> [Recorded information]
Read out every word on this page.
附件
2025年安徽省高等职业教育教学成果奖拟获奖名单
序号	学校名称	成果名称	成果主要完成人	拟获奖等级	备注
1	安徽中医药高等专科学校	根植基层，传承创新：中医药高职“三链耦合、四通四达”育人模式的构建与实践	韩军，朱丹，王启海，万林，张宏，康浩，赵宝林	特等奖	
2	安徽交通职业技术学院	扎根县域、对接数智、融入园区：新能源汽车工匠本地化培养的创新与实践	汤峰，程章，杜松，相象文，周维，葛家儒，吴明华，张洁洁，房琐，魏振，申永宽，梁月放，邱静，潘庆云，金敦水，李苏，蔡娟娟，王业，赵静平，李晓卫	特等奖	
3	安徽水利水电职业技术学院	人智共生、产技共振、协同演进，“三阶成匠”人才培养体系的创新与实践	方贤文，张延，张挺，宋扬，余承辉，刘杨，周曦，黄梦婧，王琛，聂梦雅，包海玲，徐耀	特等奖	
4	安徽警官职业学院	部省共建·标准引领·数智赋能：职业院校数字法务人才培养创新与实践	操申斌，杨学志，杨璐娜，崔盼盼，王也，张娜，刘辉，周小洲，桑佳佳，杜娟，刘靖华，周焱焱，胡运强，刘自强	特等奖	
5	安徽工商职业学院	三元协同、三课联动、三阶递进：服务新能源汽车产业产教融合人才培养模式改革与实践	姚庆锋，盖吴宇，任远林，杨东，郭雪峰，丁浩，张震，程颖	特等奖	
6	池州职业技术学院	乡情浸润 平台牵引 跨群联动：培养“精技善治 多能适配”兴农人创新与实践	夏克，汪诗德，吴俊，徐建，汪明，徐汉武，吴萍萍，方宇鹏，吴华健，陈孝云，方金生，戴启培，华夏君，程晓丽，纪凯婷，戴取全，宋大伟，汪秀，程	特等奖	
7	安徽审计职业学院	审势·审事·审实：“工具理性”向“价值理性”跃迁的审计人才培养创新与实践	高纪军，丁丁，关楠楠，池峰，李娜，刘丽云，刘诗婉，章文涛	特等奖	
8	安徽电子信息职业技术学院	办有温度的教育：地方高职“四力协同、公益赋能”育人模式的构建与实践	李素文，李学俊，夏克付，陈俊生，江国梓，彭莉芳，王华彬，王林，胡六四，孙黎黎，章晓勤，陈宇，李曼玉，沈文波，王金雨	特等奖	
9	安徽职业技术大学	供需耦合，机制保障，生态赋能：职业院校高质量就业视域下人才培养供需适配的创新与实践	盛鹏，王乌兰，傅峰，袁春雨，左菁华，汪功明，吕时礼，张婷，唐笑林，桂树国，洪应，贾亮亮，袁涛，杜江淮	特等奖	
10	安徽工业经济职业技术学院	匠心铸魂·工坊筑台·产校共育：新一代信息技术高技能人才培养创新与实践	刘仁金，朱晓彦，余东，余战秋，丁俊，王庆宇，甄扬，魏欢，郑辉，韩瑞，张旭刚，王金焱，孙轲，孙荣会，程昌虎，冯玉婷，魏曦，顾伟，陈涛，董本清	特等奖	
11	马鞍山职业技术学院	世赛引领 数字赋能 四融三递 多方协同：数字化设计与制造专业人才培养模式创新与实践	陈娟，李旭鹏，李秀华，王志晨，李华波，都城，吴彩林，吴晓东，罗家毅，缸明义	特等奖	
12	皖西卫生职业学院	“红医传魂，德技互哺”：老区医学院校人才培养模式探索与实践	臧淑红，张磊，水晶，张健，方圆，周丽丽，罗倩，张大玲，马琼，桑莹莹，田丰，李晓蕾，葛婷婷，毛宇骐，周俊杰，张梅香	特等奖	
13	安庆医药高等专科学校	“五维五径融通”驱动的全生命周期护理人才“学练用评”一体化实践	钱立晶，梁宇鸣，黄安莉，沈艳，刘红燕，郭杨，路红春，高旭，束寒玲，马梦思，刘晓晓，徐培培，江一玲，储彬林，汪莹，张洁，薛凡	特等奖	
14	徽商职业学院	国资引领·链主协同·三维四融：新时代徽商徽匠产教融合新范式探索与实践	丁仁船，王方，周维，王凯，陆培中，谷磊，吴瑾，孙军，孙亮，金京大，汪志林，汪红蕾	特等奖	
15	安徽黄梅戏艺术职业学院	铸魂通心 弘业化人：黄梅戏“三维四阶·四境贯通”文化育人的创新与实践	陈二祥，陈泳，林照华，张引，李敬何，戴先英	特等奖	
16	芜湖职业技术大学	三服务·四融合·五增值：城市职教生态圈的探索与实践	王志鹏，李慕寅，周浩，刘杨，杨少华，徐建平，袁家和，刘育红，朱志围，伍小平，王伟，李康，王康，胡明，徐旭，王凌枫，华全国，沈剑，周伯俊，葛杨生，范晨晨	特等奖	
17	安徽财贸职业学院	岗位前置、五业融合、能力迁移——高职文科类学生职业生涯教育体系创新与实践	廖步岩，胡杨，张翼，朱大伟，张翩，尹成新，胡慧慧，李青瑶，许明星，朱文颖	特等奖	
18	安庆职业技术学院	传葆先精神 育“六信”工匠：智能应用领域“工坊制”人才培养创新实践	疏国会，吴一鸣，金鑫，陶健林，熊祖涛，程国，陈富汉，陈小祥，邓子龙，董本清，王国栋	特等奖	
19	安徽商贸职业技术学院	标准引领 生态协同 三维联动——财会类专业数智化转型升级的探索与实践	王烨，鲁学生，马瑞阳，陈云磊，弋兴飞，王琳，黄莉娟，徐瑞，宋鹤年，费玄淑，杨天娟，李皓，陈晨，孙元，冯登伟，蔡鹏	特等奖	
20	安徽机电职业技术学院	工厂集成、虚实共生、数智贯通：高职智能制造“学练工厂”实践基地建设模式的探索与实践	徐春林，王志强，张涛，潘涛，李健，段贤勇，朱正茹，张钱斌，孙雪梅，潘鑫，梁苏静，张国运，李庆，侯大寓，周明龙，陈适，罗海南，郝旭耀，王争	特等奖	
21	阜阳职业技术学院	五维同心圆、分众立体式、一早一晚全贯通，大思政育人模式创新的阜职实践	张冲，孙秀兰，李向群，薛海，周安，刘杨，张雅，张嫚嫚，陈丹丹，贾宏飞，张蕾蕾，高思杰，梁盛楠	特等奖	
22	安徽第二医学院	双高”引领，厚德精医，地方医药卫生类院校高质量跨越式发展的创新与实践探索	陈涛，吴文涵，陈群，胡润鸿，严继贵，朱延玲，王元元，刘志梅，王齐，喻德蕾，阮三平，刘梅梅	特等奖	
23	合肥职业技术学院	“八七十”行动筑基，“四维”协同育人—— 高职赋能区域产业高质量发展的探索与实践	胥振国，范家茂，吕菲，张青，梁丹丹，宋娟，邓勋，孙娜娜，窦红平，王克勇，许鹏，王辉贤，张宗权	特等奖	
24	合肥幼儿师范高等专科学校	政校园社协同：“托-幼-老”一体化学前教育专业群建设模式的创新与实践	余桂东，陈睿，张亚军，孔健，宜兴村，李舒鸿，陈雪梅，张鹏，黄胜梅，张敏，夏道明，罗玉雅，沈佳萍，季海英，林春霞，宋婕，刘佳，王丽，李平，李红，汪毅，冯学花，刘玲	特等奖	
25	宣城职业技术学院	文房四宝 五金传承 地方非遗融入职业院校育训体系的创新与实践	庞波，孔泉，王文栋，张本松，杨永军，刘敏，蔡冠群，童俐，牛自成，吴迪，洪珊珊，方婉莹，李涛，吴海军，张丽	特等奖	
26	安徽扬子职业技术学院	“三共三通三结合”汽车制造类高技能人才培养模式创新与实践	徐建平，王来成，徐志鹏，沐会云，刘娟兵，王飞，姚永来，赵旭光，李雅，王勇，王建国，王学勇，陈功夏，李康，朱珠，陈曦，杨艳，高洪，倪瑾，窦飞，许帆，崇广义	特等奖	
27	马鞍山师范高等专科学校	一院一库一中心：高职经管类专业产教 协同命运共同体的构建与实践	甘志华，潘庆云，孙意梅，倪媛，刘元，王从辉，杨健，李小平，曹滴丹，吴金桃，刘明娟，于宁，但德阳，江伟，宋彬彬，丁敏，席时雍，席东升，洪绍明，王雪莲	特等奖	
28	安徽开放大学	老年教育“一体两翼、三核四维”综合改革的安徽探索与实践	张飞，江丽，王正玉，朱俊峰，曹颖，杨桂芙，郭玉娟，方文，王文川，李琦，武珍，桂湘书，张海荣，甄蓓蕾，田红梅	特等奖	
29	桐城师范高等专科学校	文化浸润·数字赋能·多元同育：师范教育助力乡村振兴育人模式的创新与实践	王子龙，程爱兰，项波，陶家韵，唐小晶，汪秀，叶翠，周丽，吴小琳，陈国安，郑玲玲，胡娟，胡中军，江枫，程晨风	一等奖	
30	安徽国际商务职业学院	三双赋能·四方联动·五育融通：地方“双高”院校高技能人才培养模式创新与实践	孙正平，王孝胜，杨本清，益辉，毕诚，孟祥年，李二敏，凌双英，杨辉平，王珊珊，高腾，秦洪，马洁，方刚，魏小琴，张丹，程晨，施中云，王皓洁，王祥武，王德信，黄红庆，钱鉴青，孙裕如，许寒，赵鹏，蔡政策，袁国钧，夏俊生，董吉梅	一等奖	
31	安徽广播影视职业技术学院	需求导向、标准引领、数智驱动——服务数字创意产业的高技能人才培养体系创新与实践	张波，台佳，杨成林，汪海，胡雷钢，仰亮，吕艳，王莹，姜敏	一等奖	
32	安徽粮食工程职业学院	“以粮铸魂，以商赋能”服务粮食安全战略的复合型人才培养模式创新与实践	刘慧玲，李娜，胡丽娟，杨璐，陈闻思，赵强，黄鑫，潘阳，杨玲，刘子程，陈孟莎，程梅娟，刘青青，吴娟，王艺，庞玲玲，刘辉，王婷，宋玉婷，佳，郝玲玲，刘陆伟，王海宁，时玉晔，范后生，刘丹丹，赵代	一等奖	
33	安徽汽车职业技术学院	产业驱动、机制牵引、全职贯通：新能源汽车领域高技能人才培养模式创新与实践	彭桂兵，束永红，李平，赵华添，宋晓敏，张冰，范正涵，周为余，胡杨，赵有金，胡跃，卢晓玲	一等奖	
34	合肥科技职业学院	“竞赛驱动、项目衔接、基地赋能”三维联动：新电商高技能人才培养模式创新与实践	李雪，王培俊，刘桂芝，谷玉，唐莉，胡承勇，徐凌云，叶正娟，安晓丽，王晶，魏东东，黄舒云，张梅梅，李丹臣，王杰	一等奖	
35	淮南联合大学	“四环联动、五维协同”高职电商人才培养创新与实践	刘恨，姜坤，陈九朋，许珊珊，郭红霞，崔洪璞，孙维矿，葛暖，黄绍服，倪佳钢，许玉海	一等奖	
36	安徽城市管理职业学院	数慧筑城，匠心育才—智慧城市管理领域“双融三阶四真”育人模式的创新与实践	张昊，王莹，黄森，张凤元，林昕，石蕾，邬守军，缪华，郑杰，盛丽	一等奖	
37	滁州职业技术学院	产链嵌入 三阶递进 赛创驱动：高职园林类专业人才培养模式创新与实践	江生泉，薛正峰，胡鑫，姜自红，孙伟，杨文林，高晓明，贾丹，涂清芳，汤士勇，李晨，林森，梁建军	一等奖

> [The task]
Lines of the material that contain the word "三维联动" are to be gathered.

> [Worked answer]
19	安徽商贸职业技术学院	标准引领 生态协同 三维联动——财会类专业数智化转型升级的探索与实践	王烨，鲁学生，马瑞阳，陈云磊，弋兴飞，王琳，黄莉娟，徐瑞，宋鹤年，费玄淑，杨天娟，李皓，陈晨，孙元，冯登伟，蔡鹏	特等奖	
34	合肥科技职业学院	“竞赛驱动、项目衔接、基地赋能”三维联动：新电商高技能人才培养模式创新与实践	李雪，王培俊，刘桂芝，谷玉，唐莉，胡承勇，徐凌云，叶正娟，安晓丽，王晶，魏东东，黄舒云，张梅梅，李丹臣，王杰	一等奖	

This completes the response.